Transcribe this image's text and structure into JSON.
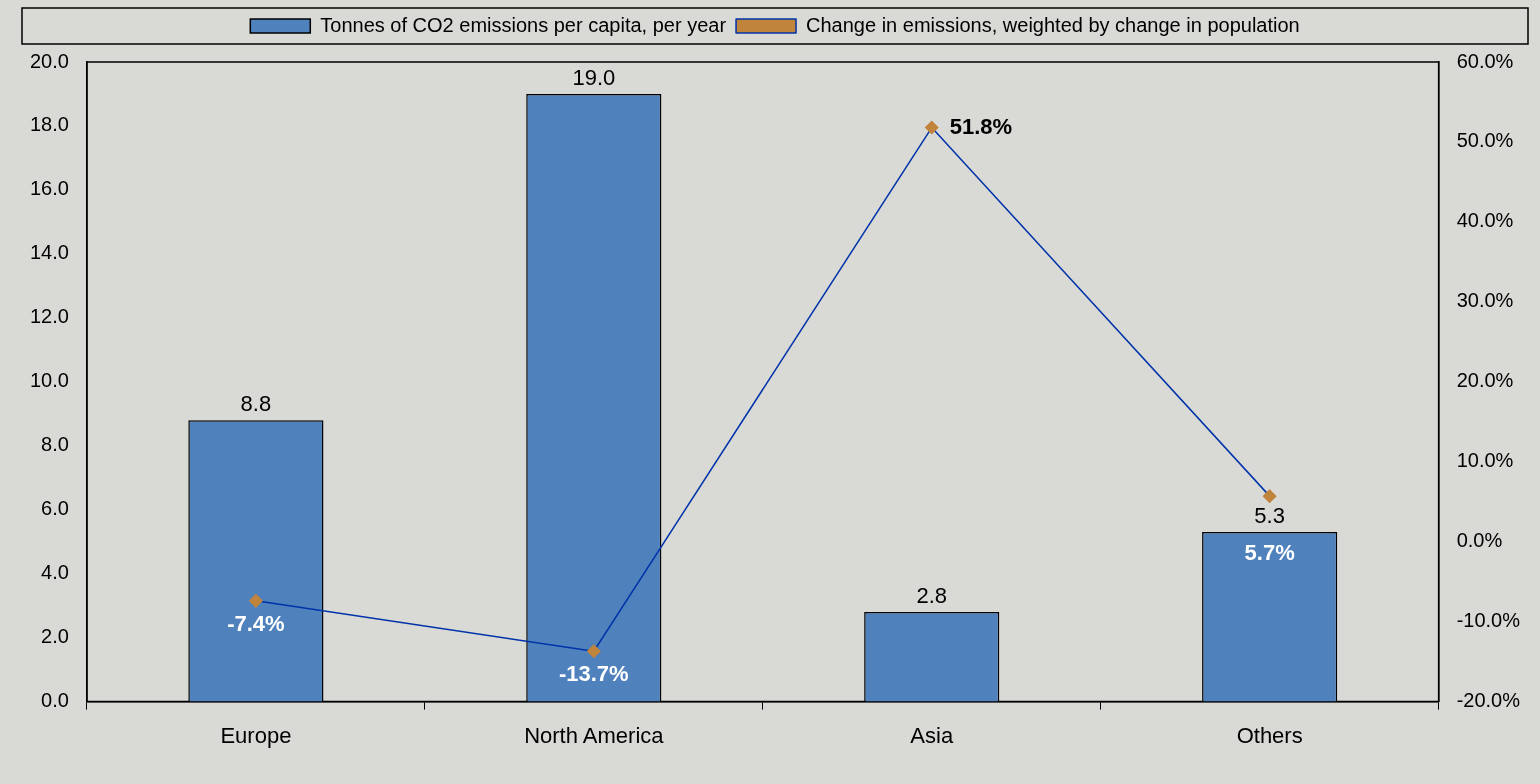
{
  "chart_data": {
    "type": "bar",
    "categories": [
      "Europe",
      "North America",
      "Asia",
      "Others"
    ],
    "series": [
      {
        "name": "Tonnes of CO2 emissions per capita, per year",
        "color": "#4f81bd",
        "values": [
          8.8,
          19.0,
          2.8,
          5.3
        ],
        "value_labels": [
          "8.8",
          "19.0",
          "2.8",
          "5.3"
        ]
      },
      {
        "name": "Change in emissions, weighted by change in population",
        "type": "line",
        "axis": "y2",
        "color": "#0033aa",
        "marker": "diamond",
        "values": [
          -7.4,
          -13.7,
          51.8,
          5.7
        ],
        "value_labels": [
          "-7.4%",
          "-13.7%",
          "51.8%",
          "5.7%"
        ]
      }
    ],
    "ylim": [
      0,
      20
    ],
    "yticks": [
      {
        "value": 0,
        "label": "0.0"
      },
      {
        "value": 2,
        "label": "2.0"
      },
      {
        "value": 4,
        "label": "4.0"
      },
      {
        "value": 6,
        "label": "6.0"
      },
      {
        "value": 8,
        "label": "8.0"
      },
      {
        "value": 10,
        "label": "10.0"
      },
      {
        "value": 12,
        "label": "12.0"
      },
      {
        "value": 14,
        "label": "14.0"
      },
      {
        "value": 16,
        "label": "16.0"
      },
      {
        "value": 18,
        "label": "18.0"
      },
      {
        "value": 20,
        "label": "20.0"
      }
    ],
    "y2lim": [
      -20,
      60
    ],
    "y2ticks": [
      {
        "value": -20,
        "label": "-20.0%"
      },
      {
        "value": -10,
        "label": "-10.0%"
      },
      {
        "value": 0,
        "label": "0.0%"
      },
      {
        "value": 10,
        "label": "10.0%"
      },
      {
        "value": 20,
        "label": "20.0%"
      },
      {
        "value": 30,
        "label": "30.0%"
      },
      {
        "value": 40,
        "label": "40.0%"
      },
      {
        "value": 50,
        "label": "50.0%"
      },
      {
        "value": 60,
        "label": "60.0%"
      }
    ],
    "grid": false,
    "legend": "top"
  }
}
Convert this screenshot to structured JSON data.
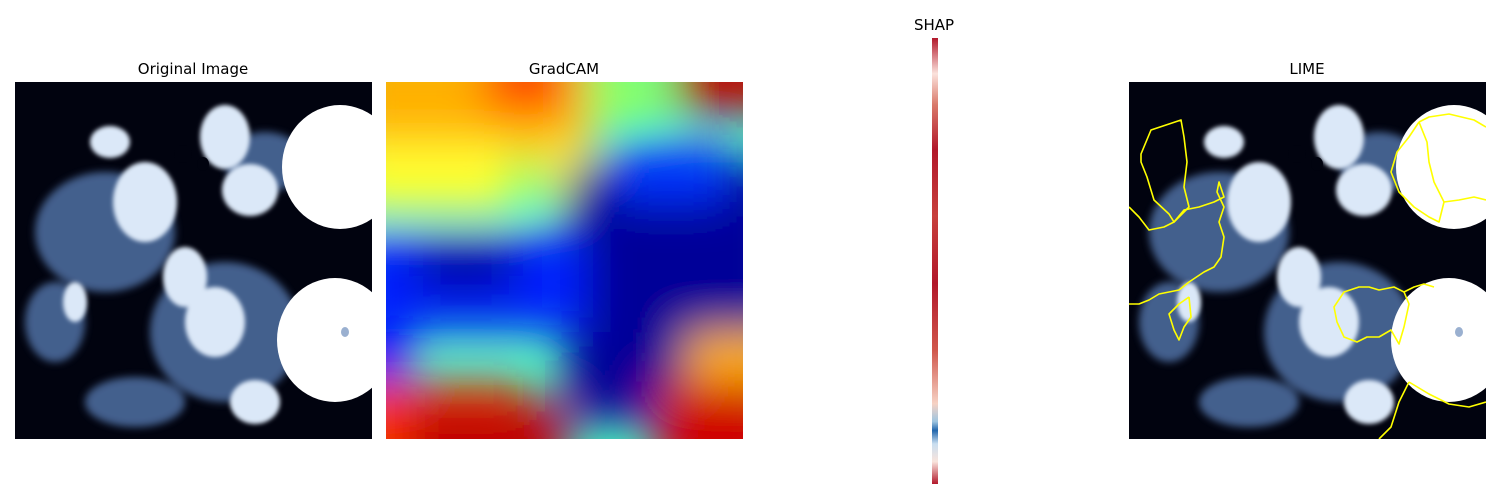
{
  "panels": {
    "original": {
      "title": "Original Image"
    },
    "gradcam": {
      "title": "GradCAM"
    },
    "shap": {
      "title": "SHAP"
    },
    "lime": {
      "title": "LIME"
    }
  },
  "colors": {
    "background": "#ffffff",
    "lime_outline": "#ffff00",
    "shap_positive": "#b2182b",
    "shap_negative": "#2166ac"
  }
}
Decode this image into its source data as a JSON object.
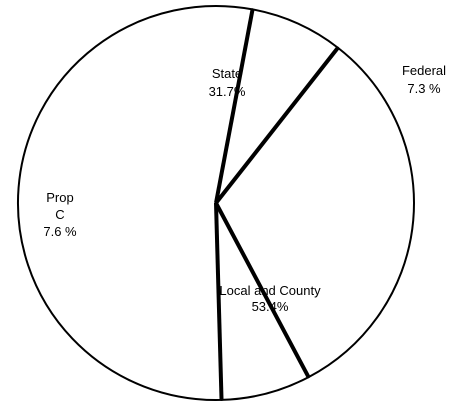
{
  "chart_data": {
    "type": "pie",
    "title": "",
    "slices": [
      {
        "label": "State",
        "label_lines": [
          "State"
        ],
        "value": 31.7,
        "value_text": "31.7%"
      },
      {
        "label": "Federal",
        "label_lines": [
          "Federal"
        ],
        "value": 7.3,
        "value_text": "7.3 %"
      },
      {
        "label": "Local and County",
        "label_lines": [
          "Local and County"
        ],
        "value": 53.4,
        "value_text": "53.4%"
      },
      {
        "label": "Prop C",
        "label_lines": [
          "Prop",
          "C"
        ],
        "value": 7.6,
        "value_text": "7.6 %"
      }
    ],
    "colors": {
      "fill": "#ffffff",
      "stroke": "#000000"
    }
  }
}
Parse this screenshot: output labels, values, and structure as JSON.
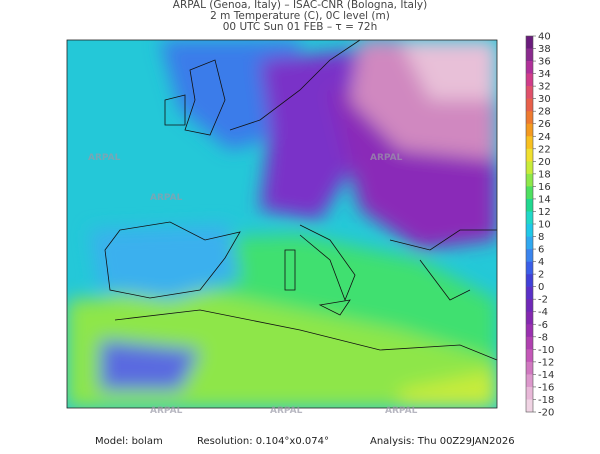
{
  "header": {
    "lines": [
      "ARPAL (Genoa, Italy)  –  ISAC-CNR (Bologna, Italy)",
      "2 m Temperature (C), 0C level (m)",
      "00 UTC Sun 01 FEB  –  τ = 72h"
    ]
  },
  "watermark": "ARPAL",
  "colorbar": {
    "ticks": [
      40,
      38,
      36,
      34,
      32,
      30,
      28,
      26,
      24,
      22,
      20,
      18,
      16,
      14,
      12,
      10,
      8,
      6,
      4,
      2,
      0,
      -2,
      -4,
      -6,
      -8,
      -10,
      -12,
      -14,
      -16,
      -18,
      -20
    ],
    "colors": [
      "#6a1b7c",
      "#8a2a8e",
      "#b0309a",
      "#d03c8a",
      "#e0506a",
      "#e8604a",
      "#ee7a30",
      "#f49a20",
      "#f8c020",
      "#f0e030",
      "#c8ec3a",
      "#8ee84a",
      "#4ee060",
      "#20d890",
      "#20d8c8",
      "#20c8e8",
      "#30a8f0",
      "#3a84ee",
      "#3a5ee8",
      "#4040d8",
      "#5a30c8",
      "#7028b8",
      "#8428b0",
      "#9a30b0",
      "#b040b0",
      "#c458b8",
      "#d078c0",
      "#dc98cc",
      "#e8b8d8",
      "#f0d4e4"
    ]
  },
  "footer": {
    "model": "Model: bolam",
    "resolution": "Resolution: 0.104°x0.074°",
    "analysis": "Analysis: Thu 00Z29JAN2026"
  }
}
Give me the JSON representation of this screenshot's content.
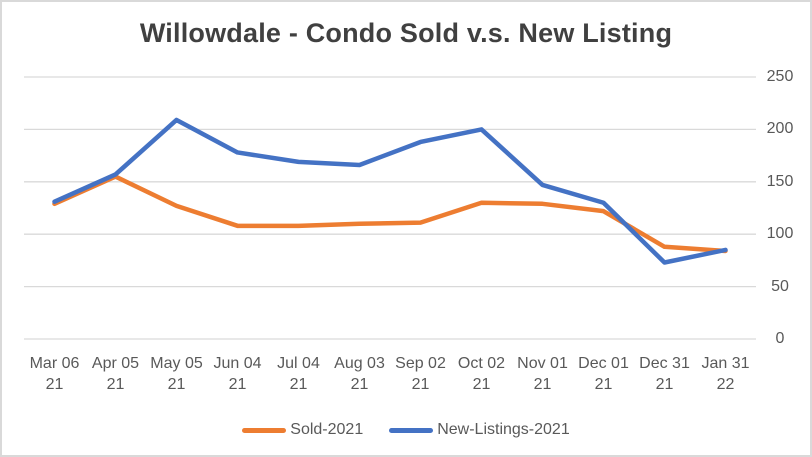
{
  "chart_data": {
    "type": "line",
    "title": "Willowdale - Condo Sold v.s. New Listing",
    "categories": [
      "Mar 06 21",
      "Apr 05 21",
      "May 05 21",
      "Jun 04 21",
      "Jul 04 21",
      "Aug 03 21",
      "Sep 02 21",
      "Oct 02 21",
      "Nov 01 21",
      "Dec 01 21",
      "Dec 31 21",
      "Jan 31 22"
    ],
    "series": [
      {
        "name": "Sold-2021",
        "color": "#ED7D31",
        "values": [
          129,
          155,
          127,
          108,
          108,
          110,
          111,
          130,
          129,
          122,
          88,
          84
        ]
      },
      {
        "name": "New-Listings-2021",
        "color": "#4472C4",
        "values": [
          131,
          157,
          209,
          178,
          169,
          166,
          188,
          200,
          147,
          130,
          73,
          85
        ]
      }
    ],
    "xlabel": "",
    "ylabel": "",
    "ylim": [
      0,
      250
    ],
    "y_ticks": [
      0,
      50,
      100,
      150,
      200,
      250
    ],
    "y_axis_side": "right",
    "grid": true,
    "legend_position": "bottom"
  },
  "styles": {
    "grid_color": "#D9D9D9",
    "axis_text_color": "#595959",
    "title_color": "#404040",
    "border_color": "#D9D9D9",
    "background": "#FFFFFF",
    "line_width": 4.5
  }
}
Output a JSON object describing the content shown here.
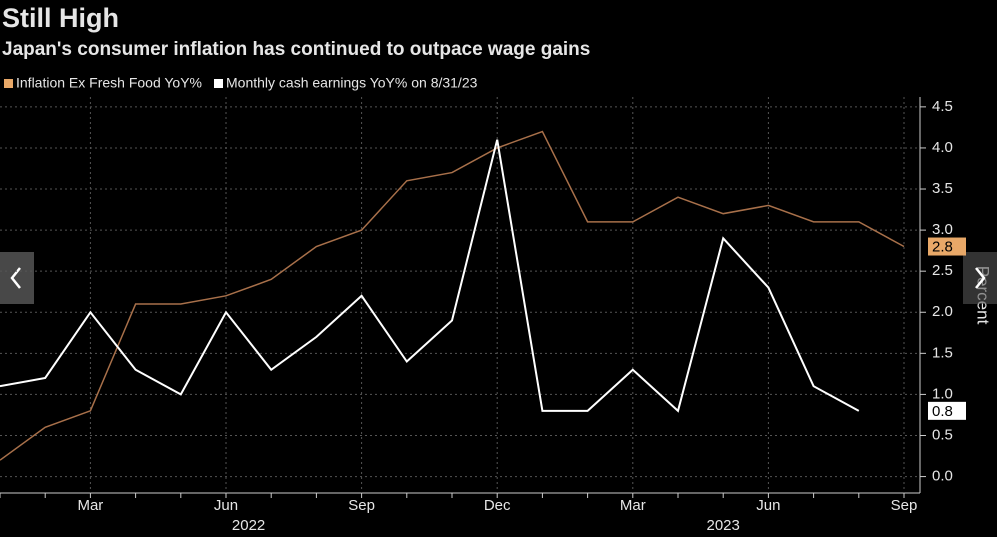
{
  "chart_data": {
    "type": "line",
    "title": "Still High",
    "subtitle": "Japan's consumer inflation has continued to outpace wage gains",
    "axis_label": "Percent",
    "categories": [
      null,
      null,
      "Mar",
      null,
      null,
      "Jun",
      null,
      null,
      "Sep",
      null,
      null,
      "Dec",
      null,
      null,
      "Mar",
      null,
      null,
      "Jun",
      null,
      null,
      "Sep"
    ],
    "years": [
      "2022",
      "2023"
    ],
    "series": [
      {
        "name": "Inflation Ex Fresh Food YoY%",
        "color": "#e8a868",
        "line_color": "#a8704a",
        "values": [
          0.2,
          0.6,
          0.8,
          2.1,
          2.1,
          2.2,
          2.4,
          2.8,
          3.0,
          3.6,
          3.7,
          4.0,
          4.2,
          3.1,
          3.1,
          3.4,
          3.2,
          3.3,
          3.1,
          3.1,
          2.8
        ]
      },
      {
        "name": "Monthly cash earnings YoY% on 8/31/23",
        "color": "#ffffff",
        "line_color": "#ffffff",
        "values": [
          1.1,
          1.2,
          2.0,
          1.3,
          1.0,
          2.0,
          1.3,
          1.7,
          2.2,
          1.4,
          1.9,
          4.1,
          0.8,
          0.8,
          1.3,
          0.8,
          2.9,
          2.3,
          1.1,
          0.8,
          null
        ]
      }
    ],
    "ylim": [
      -0.2,
      4.62
    ],
    "yticks": [
      {
        "value": 0,
        "label": "0.0"
      },
      0.5,
      {
        "value": 1,
        "label": "1.0"
      },
      1.5,
      {
        "value": 2,
        "label": "2.0"
      },
      2.5,
      {
        "value": 3,
        "label": "3.0"
      },
      3.5,
      {
        "value": 4,
        "label": "4.0"
      },
      4.5
    ],
    "grid": true
  }
}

▸ **GOAL**
Which lines in the listing above hold the word "into"? Show each of them.

▸ **EXERCISE ANSWER**
Transcribe this image's text and structure into JSON.
Decode this image into its source data as a JSON object.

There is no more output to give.